Aim
Search the material below for the string "algorithm" and list each line that holds it.

The data
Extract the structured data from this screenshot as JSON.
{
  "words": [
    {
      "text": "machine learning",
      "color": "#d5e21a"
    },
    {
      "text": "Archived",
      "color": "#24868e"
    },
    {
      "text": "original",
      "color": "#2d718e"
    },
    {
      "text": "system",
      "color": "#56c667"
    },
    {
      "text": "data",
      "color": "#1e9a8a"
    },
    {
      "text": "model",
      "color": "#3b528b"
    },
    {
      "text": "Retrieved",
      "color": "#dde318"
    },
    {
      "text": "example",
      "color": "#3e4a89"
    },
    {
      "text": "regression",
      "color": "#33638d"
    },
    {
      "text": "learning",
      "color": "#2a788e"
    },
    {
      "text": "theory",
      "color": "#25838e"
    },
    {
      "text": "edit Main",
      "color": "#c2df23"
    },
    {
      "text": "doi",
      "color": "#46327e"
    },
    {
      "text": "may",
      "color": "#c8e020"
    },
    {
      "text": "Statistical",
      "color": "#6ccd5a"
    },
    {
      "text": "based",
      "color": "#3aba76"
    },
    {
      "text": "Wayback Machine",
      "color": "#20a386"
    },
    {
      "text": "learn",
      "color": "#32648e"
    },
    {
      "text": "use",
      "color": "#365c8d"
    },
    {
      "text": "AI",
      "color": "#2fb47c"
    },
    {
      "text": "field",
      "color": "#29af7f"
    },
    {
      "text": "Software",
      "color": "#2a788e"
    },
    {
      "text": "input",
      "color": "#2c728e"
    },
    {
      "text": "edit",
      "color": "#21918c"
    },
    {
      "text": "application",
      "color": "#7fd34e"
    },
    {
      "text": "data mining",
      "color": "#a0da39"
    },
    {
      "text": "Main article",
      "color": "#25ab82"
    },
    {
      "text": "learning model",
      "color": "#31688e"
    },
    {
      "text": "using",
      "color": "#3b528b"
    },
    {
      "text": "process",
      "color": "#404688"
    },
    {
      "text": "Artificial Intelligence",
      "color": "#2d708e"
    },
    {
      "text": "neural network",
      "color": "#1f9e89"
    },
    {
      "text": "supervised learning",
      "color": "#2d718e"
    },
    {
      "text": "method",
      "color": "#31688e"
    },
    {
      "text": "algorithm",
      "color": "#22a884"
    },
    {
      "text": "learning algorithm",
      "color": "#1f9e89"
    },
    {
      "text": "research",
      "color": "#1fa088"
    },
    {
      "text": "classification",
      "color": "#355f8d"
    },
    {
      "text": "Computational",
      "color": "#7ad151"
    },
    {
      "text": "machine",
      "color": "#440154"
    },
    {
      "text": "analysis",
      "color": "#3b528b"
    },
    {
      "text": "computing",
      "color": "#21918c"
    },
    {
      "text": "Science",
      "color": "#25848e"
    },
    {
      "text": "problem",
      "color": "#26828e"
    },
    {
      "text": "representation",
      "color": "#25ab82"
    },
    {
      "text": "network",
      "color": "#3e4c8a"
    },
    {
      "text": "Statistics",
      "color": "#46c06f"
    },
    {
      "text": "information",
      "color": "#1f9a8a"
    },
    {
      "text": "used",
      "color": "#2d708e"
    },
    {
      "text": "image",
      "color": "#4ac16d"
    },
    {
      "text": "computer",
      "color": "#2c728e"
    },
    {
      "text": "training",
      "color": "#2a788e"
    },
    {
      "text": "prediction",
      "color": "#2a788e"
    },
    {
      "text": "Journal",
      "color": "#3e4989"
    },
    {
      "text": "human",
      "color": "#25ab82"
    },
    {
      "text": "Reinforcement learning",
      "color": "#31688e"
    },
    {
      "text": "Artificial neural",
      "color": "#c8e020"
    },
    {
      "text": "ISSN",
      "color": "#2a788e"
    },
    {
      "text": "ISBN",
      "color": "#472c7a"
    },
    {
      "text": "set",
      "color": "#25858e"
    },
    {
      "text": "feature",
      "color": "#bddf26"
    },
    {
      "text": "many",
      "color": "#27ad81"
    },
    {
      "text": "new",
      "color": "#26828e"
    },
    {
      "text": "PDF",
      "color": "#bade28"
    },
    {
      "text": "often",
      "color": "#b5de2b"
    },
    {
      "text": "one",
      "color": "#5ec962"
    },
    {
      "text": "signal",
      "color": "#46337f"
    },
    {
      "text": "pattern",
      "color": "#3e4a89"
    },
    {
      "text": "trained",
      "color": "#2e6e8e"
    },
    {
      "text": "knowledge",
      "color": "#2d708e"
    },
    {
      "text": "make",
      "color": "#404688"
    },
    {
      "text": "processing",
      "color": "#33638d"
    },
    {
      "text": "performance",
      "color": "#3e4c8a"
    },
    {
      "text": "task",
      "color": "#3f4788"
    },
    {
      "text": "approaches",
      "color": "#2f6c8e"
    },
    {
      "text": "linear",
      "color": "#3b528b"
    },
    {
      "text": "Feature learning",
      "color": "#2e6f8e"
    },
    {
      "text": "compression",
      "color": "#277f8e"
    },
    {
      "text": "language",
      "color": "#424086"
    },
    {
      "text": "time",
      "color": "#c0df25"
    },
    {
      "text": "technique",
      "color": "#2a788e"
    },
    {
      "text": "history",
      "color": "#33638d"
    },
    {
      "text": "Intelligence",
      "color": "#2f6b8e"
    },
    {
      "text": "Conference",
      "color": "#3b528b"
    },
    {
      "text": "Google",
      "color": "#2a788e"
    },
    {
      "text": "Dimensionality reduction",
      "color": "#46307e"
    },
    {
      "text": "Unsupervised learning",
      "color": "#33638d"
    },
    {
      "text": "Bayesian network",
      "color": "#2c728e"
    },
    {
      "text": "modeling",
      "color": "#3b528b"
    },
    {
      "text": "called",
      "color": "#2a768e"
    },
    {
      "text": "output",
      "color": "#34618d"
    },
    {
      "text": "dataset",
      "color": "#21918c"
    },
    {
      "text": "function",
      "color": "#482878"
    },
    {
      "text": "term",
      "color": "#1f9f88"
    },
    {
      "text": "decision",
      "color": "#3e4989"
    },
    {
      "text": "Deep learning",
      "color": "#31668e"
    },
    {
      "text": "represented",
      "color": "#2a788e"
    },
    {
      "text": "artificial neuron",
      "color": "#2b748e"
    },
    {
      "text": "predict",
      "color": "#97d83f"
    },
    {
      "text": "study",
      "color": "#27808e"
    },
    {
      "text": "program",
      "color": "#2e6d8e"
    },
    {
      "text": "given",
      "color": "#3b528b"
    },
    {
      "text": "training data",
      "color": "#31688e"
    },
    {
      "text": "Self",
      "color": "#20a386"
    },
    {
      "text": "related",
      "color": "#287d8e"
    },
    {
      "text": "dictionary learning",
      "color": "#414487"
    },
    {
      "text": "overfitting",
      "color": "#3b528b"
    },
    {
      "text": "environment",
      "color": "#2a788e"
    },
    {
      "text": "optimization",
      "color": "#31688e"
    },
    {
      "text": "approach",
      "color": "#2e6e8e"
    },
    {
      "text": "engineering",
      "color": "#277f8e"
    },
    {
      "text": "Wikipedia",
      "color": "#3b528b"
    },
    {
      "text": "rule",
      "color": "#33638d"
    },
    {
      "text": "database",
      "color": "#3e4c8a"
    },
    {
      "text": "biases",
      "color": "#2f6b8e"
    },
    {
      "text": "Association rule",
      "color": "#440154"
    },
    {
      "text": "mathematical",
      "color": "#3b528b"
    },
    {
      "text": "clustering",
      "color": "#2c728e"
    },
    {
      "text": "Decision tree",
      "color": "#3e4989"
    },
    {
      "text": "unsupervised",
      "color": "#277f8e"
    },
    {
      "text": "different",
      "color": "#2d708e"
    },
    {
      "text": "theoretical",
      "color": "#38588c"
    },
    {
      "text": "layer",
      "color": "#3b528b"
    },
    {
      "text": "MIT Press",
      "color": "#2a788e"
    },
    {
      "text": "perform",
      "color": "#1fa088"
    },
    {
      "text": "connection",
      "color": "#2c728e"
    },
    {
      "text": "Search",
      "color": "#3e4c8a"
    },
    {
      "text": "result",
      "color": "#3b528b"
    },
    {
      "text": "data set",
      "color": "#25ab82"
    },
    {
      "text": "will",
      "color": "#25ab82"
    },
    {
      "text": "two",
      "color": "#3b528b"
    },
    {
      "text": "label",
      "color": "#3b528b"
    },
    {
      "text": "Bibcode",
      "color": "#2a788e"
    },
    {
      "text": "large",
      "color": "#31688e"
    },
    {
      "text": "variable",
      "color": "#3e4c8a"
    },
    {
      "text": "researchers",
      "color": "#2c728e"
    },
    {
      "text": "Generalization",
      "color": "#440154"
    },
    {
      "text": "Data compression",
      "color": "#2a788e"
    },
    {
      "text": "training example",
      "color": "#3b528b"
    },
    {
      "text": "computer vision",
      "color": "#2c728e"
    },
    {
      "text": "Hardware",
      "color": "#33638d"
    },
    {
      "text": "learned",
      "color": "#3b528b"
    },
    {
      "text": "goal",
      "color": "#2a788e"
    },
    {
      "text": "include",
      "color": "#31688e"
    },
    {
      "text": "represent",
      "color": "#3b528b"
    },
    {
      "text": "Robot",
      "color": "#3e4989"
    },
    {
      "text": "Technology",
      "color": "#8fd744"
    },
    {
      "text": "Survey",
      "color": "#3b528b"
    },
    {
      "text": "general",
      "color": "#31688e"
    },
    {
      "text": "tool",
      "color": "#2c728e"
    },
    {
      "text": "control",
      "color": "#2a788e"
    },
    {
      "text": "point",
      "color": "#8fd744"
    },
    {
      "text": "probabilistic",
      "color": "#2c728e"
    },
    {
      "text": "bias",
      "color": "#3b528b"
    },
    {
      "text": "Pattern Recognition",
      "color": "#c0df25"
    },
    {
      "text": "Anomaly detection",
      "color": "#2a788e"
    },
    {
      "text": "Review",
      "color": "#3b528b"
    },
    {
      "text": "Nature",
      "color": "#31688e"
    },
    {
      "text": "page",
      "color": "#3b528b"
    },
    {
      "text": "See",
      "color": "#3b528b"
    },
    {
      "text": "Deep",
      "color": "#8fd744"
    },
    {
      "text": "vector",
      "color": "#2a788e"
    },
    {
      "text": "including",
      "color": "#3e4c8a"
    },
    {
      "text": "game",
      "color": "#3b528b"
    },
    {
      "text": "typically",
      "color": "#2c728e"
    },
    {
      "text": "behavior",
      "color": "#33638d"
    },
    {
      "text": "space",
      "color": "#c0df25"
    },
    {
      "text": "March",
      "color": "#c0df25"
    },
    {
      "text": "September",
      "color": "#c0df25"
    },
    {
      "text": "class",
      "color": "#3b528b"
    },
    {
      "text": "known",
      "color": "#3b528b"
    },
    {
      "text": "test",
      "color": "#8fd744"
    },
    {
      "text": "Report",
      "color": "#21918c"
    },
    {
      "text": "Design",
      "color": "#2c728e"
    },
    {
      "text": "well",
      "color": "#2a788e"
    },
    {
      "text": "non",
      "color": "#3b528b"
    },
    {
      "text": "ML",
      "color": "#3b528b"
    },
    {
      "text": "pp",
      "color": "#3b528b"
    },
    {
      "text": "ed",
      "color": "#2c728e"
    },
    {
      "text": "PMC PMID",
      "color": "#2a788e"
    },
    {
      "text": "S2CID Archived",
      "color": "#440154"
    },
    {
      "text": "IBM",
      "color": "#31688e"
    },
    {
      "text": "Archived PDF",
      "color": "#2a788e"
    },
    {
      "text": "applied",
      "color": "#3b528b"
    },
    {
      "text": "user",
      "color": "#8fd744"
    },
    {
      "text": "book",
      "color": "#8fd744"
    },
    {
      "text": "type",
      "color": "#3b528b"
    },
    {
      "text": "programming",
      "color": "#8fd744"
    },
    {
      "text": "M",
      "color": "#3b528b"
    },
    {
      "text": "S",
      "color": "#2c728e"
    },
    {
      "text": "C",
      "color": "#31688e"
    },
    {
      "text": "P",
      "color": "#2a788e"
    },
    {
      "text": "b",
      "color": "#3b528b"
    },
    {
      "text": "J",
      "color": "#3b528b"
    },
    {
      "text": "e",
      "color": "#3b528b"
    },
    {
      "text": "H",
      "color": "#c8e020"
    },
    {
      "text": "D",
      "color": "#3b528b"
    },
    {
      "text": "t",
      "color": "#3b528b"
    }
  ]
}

Solution for this problem
      "text": "algorithm",
      "text": "learning algorithm",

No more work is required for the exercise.